### [Given request]
Repeat the whole listing below, word for word.

### [Material for the task]

· · · · ·

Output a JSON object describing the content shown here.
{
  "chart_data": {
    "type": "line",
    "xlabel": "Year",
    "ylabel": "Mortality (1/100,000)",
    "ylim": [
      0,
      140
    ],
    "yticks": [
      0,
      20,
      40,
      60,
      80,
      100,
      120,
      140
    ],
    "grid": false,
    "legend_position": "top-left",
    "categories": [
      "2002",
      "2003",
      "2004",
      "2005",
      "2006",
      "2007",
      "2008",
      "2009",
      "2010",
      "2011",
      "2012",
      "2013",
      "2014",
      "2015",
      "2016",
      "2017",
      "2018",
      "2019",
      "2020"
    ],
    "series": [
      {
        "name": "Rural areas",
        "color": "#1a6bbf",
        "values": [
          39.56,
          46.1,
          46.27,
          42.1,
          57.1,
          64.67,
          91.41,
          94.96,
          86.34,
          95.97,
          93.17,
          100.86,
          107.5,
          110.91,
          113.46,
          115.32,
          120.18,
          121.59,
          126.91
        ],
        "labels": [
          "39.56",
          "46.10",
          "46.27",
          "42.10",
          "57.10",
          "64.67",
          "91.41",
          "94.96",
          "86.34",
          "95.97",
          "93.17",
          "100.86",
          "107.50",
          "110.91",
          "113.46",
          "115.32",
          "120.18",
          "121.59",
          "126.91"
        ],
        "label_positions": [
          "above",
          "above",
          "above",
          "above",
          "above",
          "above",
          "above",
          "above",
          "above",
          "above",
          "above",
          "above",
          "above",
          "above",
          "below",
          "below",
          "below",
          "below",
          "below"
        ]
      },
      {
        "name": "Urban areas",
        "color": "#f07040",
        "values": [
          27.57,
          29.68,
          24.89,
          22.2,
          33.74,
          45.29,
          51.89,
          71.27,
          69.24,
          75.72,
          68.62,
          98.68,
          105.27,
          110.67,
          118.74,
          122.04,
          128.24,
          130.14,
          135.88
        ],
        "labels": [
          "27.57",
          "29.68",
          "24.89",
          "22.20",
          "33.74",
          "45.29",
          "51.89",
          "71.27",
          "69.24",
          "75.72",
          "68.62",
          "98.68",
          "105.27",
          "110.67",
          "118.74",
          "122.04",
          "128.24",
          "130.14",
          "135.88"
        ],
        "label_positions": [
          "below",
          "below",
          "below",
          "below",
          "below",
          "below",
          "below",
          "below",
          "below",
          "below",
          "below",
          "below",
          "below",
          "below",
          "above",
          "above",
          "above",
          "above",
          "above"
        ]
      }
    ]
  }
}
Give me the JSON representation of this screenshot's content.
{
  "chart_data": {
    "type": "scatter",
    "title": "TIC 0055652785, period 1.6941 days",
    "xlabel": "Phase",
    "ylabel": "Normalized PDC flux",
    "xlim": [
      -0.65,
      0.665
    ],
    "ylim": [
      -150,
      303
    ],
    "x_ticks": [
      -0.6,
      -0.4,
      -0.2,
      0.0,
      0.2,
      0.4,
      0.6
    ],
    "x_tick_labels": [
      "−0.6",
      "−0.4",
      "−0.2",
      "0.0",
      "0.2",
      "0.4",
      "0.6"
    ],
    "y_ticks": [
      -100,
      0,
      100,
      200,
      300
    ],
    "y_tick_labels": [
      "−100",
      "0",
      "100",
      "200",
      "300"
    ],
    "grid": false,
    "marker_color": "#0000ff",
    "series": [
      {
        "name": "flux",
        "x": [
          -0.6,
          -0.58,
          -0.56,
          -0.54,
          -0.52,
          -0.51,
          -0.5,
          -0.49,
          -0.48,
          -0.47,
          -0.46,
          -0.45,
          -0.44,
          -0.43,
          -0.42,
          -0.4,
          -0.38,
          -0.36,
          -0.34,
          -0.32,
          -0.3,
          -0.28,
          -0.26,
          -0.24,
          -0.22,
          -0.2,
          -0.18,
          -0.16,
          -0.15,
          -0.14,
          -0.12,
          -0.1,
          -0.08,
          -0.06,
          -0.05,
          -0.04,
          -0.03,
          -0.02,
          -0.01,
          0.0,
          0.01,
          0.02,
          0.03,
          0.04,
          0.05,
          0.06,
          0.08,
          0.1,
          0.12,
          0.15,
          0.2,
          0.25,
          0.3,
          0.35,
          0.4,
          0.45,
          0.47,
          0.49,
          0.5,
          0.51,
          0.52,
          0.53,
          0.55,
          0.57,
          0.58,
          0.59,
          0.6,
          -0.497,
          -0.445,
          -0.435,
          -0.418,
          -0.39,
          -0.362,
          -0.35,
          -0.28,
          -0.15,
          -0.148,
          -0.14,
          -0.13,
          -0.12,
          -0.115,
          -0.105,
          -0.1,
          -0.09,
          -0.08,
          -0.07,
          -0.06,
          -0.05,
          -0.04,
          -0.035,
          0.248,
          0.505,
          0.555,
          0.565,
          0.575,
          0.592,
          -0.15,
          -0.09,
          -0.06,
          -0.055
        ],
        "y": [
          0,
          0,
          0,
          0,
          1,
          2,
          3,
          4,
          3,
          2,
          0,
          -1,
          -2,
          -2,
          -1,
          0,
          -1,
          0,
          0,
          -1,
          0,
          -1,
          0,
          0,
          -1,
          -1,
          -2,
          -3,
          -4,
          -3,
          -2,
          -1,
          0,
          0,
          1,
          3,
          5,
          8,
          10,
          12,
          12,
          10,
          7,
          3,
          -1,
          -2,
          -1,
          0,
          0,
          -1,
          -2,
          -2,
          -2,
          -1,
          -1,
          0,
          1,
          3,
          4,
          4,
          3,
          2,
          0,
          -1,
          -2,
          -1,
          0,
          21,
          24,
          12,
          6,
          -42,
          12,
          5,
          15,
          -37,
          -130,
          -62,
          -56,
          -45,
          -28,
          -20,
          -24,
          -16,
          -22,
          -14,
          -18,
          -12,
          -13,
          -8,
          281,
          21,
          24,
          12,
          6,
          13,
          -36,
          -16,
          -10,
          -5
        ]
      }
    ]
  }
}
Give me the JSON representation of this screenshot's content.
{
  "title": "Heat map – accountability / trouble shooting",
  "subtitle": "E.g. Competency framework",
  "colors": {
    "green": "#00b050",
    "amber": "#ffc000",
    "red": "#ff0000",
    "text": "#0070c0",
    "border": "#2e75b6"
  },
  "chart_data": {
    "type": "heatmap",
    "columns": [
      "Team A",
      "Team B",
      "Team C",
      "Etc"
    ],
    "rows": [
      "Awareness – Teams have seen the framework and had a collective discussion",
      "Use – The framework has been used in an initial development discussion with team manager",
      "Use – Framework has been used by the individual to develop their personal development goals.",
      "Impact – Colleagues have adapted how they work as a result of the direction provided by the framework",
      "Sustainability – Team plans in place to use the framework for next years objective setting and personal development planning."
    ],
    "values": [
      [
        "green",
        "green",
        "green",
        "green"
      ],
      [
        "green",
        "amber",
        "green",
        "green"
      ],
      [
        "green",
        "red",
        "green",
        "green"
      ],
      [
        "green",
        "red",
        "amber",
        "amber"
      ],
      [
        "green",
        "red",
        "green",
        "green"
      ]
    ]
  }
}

· · · · ·

### [Task solution]
Output a JSON object describing the content shown here.
{
  "chart_data": {
    "type": "line",
    "xlabel": "Year",
    "ylabel": "Mortality (1/100,000)",
    "ylim": [
      0,
      140
    ],
    "yticks": [
      0,
      20,
      40,
      60,
      80,
      100,
      120,
      140
    ],
    "grid": false,
    "legend_position": "top-left",
    "categories": [
      "2002",
      "2003",
      "2004",
      "2005",
      "2006",
      "2007",
      "2008",
      "2009",
      "2010",
      "2011",
      "2012",
      "2013",
      "2014",
      "2015",
      "2016",
      "2017",
      "2018",
      "2019",
      "2020"
    ],
    "series": [
      {
        "name": "Rural areas",
        "color": "#1a6bbf",
        "values": [
          39.56,
          46.1,
          46.27,
          42.1,
          57.1,
          64.67,
          91.41,
          94.96,
          86.34,
          95.97,
          93.17,
          100.86,
          107.5,
          110.91,
          113.46,
          115.32,
          120.18,
          121.59,
          126.91
        ],
        "labels": [
          "39.56",
          "46.10",
          "46.27",
          "42.10",
          "57.10",
          "64.67",
          "91.41",
          "94.96",
          "86.34",
          "95.97",
          "93.17",
          "100.86",
          "107.50",
          "110.91",
          "113.46",
          "115.32",
          "120.18",
          "121.59",
          "126.91"
        ],
        "label_positions": [
          "above",
          "above",
          "above",
          "above",
          "above",
          "above",
          "above",
          "above",
          "above",
          "above",
          "above",
          "above",
          "above",
          "above",
          "below",
          "below",
          "below",
          "below",
          "below"
        ]
      },
      {
        "name": "Urban areas",
        "color": "#f07040",
        "values": [
          27.57,
          29.68,
          24.89,
          22.2,
          33.74,
          45.29,
          51.89,
          71.27,
          69.24,
          75.72,
          68.62,
          98.68,
          105.27,
          110.67,
          118.74,
          122.04,
          128.24,
          130.14,
          135.88
        ],
        "labels": [
          "27.57",
          "29.68",
          "24.89",
          "22.20",
          "33.74",
          "45.29",
          "51.89",
          "71.27",
          "69.24",
          "75.72",
          "68.62",
          "98.68",
          "105.27",
          "110.67",
          "118.74",
          "122.04",
          "128.24",
          "130.14",
          "135.88"
        ],
        "label_positions": [
          "below",
          "below",
          "below",
          "below",
          "below",
          "below",
          "below",
          "below",
          "below",
          "below",
          "below",
          "below",
          "below",
          "below",
          "above",
          "above",
          "above",
          "above",
          "above"
        ]
      }
    ]
  }
}
Give me the JSON representation of this screenshot's content.
{
  "chart_data": {
    "type": "scatter",
    "title": "TIC 0055652785, period 1.6941 days",
    "xlabel": "Phase",
    "ylabel": "Normalized PDC flux",
    "xlim": [
      -0.65,
      0.665
    ],
    "ylim": [
      -150,
      303
    ],
    "x_ticks": [
      -0.6,
      -0.4,
      -0.2,
      0.0,
      0.2,
      0.4,
      0.6
    ],
    "x_tick_labels": [
      "−0.6",
      "−0.4",
      "−0.2",
      "0.0",
      "0.2",
      "0.4",
      "0.6"
    ],
    "y_ticks": [
      -100,
      0,
      100,
      200,
      300
    ],
    "y_tick_labels": [
      "−100",
      "0",
      "100",
      "200",
      "300"
    ],
    "grid": false,
    "marker_color": "#0000ff",
    "series": [
      {
        "name": "flux",
        "x": [
          -0.6,
          -0.58,
          -0.56,
          -0.54,
          -0.52,
          -0.51,
          -0.5,
          -0.49,
          -0.48,
          -0.47,
          -0.46,
          -0.45,
          -0.44,
          -0.43,
          -0.42,
          -0.4,
          -0.38,
          -0.36,
          -0.34,
          -0.32,
          -0.3,
          -0.28,
          -0.26,
          -0.24,
          -0.22,
          -0.2,
          -0.18,
          -0.16,
          -0.15,
          -0.14,
          -0.12,
          -0.1,
          -0.08,
          -0.06,
          -0.05,
          -0.04,
          -0.03,
          -0.02,
          -0.01,
          0.0,
          0.01,
          0.02,
          0.03,
          0.04,
          0.05,
          0.06,
          0.08,
          0.1,
          0.12,
          0.15,
          0.2,
          0.25,
          0.3,
          0.35,
          0.4,
          0.45,
          0.47,
          0.49,
          0.5,
          0.51,
          0.52,
          0.53,
          0.55,
          0.57,
          0.58,
          0.59,
          0.6,
          -0.497,
          -0.445,
          -0.435,
          -0.418,
          -0.39,
          -0.362,
          -0.35,
          -0.28,
          -0.15,
          -0.148,
          -0.14,
          -0.13,
          -0.12,
          -0.115,
          -0.105,
          -0.1,
          -0.09,
          -0.08,
          -0.07,
          -0.06,
          -0.05,
          -0.04,
          -0.035,
          0.248,
          0.505,
          0.555,
          0.565,
          0.575,
          0.592,
          -0.15,
          -0.09,
          -0.06,
          -0.055
        ],
        "y": [
          0,
          0,
          0,
          0,
          1,
          2,
          3,
          4,
          3,
          2,
          0,
          -1,
          -2,
          -2,
          -1,
          0,
          -1,
          0,
          0,
          -1,
          0,
          -1,
          0,
          0,
          -1,
          -1,
          -2,
          -3,
          -4,
          -3,
          -2,
          -1,
          0,
          0,
          1,
          3,
          5,
          8,
          10,
          12,
          12,
          10,
          7,
          3,
          -1,
          -2,
          -1,
          0,
          0,
          -1,
          -2,
          -2,
          -2,
          -1,
          -1,
          0,
          1,
          3,
          4,
          4,
          3,
          2,
          0,
          -1,
          -2,
          -1,
          0,
          21,
          24,
          12,
          6,
          -42,
          12,
          5,
          15,
          -37,
          -130,
          -62,
          -56,
          -45,
          -28,
          -20,
          -24,
          -16,
          -22,
          -14,
          -18,
          -12,
          -13,
          -8,
          281,
          21,
          24,
          12,
          6,
          13,
          -36,
          -16,
          -10,
          -5
        ]
      }
    ]
  }
}
Give me the JSON representation of this screenshot's content.
{
  "title": "Heat map – accountability / trouble shooting",
  "subtitle": "E.g. Competency framework",
  "colors": {
    "green": "#00b050",
    "amber": "#ffc000",
    "red": "#ff0000",
    "text": "#0070c0",
    "border": "#2e75b6"
  },
  "chart_data": {
    "type": "heatmap",
    "columns": [
      "Team A",
      "Team B",
      "Team C",
      "Etc"
    ],
    "rows": [
      "Awareness – Teams have seen the framework and had a collective discussion",
      "Use – The framework has been used in an initial development discussion with team manager",
      "Use – Framework has been used by the individual to develop their personal development goals.",
      "Impact – Colleagues have adapted how they work as a result of the direction provided by the framework",
      "Sustainability – Team plans in place to use the framework for next years objective setting and personal development planning."
    ],
    "values": [
      [
        "green",
        "green",
        "green",
        "green"
      ],
      [
        "green",
        "amber",
        "green",
        "green"
      ],
      [
        "green",
        "red",
        "green",
        "green"
      ],
      [
        "green",
        "red",
        "amber",
        "amber"
      ],
      [
        "green",
        "red",
        "green",
        "green"
      ]
    ]
  }
}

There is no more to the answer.